_AVAILABLE RECORDS:_
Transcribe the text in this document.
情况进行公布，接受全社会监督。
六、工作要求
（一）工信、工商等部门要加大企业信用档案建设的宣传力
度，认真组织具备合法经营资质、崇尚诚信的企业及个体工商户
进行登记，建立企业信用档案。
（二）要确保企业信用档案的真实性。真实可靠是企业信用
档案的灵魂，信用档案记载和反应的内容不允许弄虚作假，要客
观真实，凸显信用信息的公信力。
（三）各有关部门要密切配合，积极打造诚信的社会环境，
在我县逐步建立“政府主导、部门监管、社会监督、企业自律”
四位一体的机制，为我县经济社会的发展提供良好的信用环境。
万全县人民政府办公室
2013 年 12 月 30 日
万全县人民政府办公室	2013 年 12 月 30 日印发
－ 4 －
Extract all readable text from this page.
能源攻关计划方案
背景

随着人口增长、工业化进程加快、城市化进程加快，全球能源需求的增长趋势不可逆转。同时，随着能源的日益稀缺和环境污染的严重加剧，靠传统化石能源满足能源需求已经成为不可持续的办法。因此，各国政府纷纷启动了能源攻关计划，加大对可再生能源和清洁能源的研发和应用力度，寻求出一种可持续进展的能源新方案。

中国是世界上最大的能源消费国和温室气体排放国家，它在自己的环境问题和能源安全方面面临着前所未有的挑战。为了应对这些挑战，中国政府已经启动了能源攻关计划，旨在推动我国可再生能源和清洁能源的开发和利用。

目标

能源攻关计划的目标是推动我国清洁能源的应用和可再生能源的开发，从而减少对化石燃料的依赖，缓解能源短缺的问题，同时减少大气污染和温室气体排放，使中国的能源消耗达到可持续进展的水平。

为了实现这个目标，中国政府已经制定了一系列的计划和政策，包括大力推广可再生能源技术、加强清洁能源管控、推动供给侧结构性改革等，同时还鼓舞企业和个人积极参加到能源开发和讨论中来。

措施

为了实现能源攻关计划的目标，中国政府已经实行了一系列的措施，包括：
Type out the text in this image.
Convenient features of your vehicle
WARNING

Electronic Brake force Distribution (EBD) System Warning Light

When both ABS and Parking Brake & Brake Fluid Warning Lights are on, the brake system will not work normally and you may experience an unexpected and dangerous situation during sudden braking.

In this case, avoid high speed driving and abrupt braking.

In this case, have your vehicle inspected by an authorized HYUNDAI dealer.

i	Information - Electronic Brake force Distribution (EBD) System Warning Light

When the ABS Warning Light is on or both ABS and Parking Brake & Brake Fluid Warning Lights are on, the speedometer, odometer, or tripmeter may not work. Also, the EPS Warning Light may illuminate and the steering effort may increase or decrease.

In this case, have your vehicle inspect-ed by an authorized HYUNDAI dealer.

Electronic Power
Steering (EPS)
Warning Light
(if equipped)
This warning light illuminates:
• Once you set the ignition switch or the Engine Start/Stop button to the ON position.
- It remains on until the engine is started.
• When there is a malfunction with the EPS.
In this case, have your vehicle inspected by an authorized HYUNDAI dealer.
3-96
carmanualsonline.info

_WRITTEN REQUEST:_
Read through the lines above and collect those that contain the string "vehicle".

_ANSWER TO THIS EXERCISE:_
Convenient features of your vehicle
In this case, have your vehicle inspected by an authorized HYUNDAI dealer.
In this case, have your vehicle inspect-ed by an authorized HYUNDAI dealer.
In this case, have your vehicle inspected by an authorized HYUNDAI dealer.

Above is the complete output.